+++ RECORDS TO USE +++
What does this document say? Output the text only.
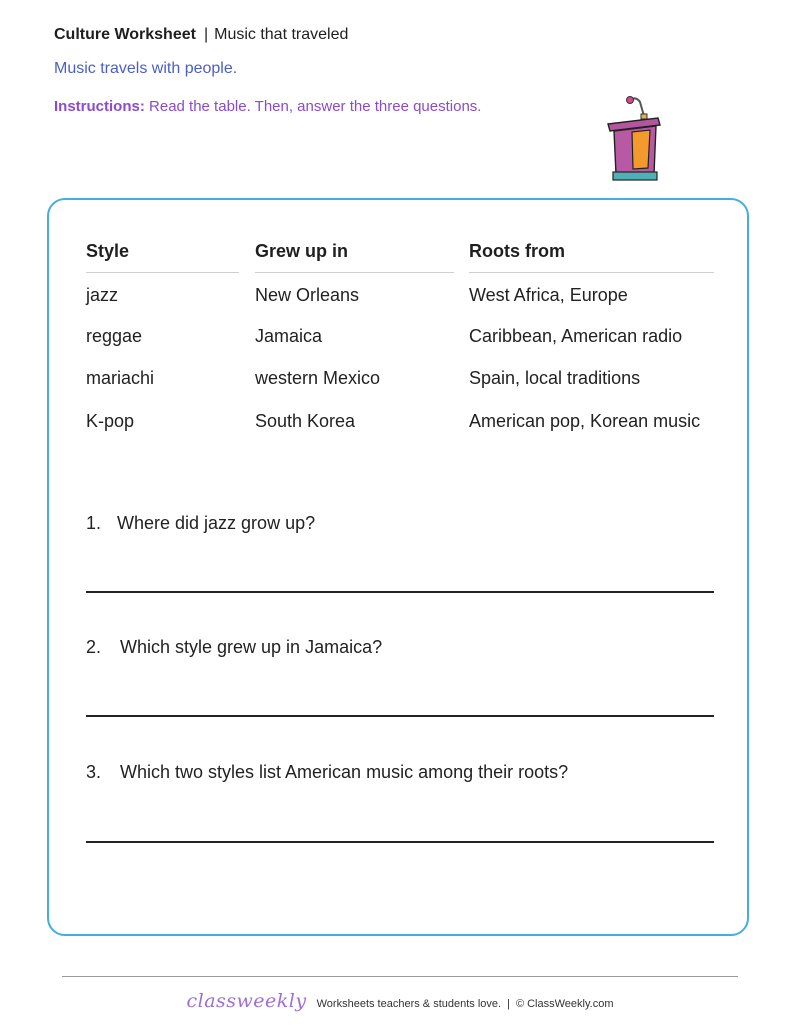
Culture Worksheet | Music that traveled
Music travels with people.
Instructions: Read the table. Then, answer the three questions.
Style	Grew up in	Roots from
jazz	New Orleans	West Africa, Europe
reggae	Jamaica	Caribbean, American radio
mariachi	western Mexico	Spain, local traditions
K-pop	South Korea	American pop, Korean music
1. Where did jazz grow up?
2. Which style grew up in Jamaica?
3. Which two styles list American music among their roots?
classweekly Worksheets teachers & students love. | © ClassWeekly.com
+++
+++ RECORDS TO USE +++
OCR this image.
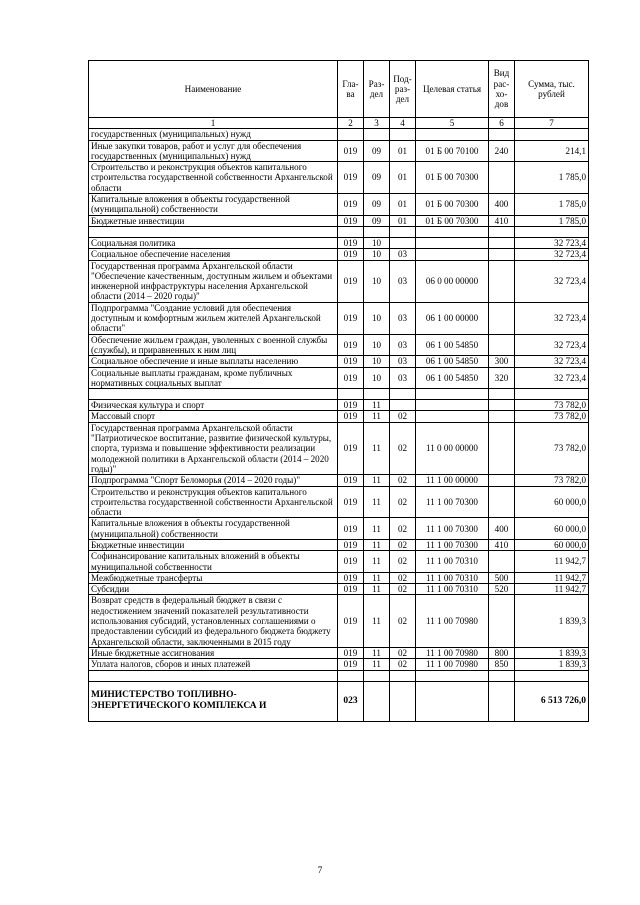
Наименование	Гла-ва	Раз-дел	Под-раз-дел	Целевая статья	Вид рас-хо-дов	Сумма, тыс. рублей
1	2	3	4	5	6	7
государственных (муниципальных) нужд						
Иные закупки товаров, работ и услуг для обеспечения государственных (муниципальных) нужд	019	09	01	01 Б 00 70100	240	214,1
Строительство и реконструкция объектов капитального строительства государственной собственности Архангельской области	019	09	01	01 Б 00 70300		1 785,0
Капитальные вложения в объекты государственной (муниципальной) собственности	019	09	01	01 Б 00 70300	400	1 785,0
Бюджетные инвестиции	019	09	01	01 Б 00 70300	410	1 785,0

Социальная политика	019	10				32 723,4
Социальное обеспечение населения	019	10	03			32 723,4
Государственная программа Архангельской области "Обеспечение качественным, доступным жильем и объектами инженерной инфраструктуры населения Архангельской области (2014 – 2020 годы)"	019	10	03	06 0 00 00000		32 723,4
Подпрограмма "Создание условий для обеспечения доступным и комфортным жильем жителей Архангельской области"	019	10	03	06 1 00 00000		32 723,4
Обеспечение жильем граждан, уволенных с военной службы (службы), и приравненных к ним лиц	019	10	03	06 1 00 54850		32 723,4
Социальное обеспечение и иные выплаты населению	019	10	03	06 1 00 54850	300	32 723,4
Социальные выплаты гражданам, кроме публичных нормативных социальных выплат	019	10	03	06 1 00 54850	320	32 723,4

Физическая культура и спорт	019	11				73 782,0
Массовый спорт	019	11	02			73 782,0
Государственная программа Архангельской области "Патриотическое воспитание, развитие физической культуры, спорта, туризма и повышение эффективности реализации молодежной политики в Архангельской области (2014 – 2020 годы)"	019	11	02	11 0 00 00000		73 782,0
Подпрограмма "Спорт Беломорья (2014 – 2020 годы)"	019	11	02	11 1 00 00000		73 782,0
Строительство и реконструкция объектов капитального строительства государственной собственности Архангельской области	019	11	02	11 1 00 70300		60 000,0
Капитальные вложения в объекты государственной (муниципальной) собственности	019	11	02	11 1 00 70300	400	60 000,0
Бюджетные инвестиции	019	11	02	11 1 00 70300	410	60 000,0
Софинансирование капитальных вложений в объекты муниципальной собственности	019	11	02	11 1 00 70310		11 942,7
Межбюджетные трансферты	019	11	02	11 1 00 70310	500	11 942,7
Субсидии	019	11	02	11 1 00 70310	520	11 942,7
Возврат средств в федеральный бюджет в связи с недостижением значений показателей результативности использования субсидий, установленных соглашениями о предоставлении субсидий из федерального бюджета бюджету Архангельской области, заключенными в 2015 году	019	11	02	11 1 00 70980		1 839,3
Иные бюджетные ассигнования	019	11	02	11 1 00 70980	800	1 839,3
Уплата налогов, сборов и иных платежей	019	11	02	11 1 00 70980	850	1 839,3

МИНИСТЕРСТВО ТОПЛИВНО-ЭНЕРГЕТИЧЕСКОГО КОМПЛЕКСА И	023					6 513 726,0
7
+++
+++ RECORDS TO USE +++
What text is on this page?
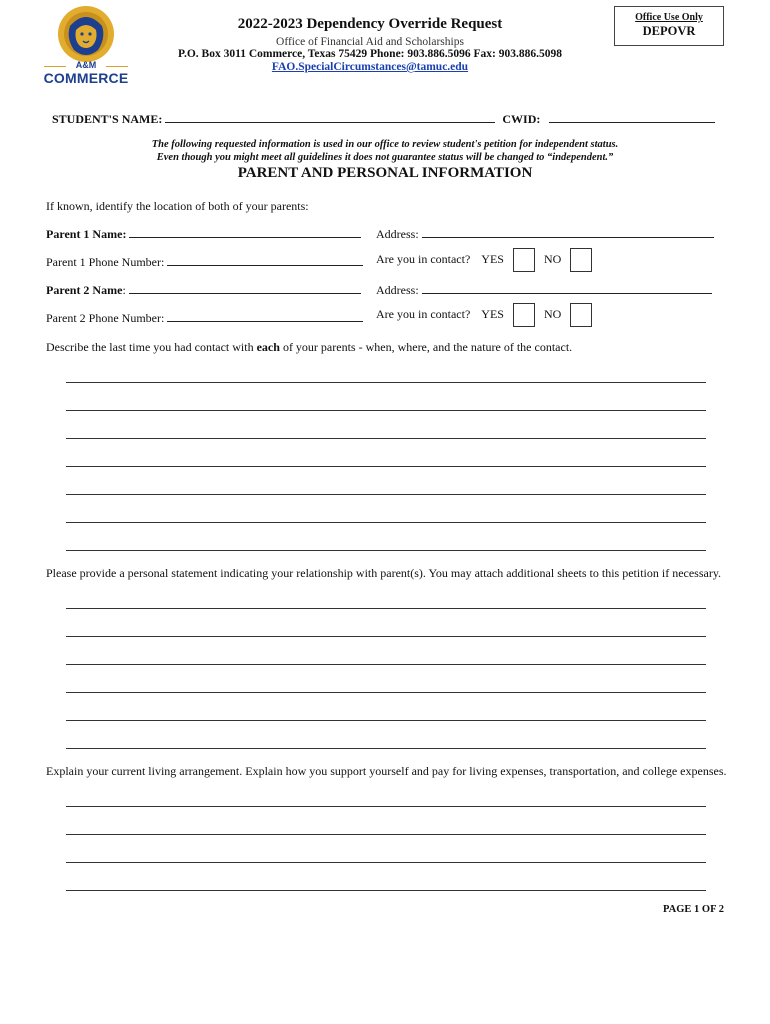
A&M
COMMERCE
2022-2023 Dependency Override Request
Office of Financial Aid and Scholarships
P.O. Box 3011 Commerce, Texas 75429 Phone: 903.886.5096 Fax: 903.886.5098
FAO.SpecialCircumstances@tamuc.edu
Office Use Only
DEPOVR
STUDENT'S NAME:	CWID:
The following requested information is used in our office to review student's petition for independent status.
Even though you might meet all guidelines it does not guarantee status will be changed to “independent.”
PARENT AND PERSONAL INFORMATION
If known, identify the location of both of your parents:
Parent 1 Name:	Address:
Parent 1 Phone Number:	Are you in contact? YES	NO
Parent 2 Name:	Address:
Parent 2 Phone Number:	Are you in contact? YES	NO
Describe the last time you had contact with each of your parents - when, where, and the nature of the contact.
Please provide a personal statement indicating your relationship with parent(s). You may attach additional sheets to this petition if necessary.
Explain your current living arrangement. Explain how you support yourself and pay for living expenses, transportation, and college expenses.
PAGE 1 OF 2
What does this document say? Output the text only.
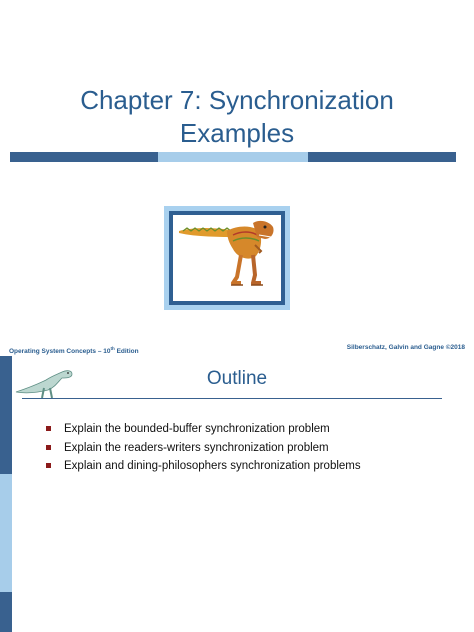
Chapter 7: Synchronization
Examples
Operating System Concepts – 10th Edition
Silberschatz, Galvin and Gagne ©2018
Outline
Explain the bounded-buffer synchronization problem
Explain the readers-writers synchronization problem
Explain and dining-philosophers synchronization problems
+++
■ PROBLEM DETAILS ■
Copy each line above where the string "объекты" occurs.

■ TASK OUTPUT ■
Капитальные вложения в объекты государственной (муниципальной) собственности	019	09	01	01 Б 00 70300	400	1 785,0
Капитальные вложения в объекты государственной (муниципальной) собственности	019	11	02	11 1 00 70300	400	60 000,0
Софинансирование капитальных вложений в объекты муниципальной собственности	019	11	02	11 1 00 70310		11 942,7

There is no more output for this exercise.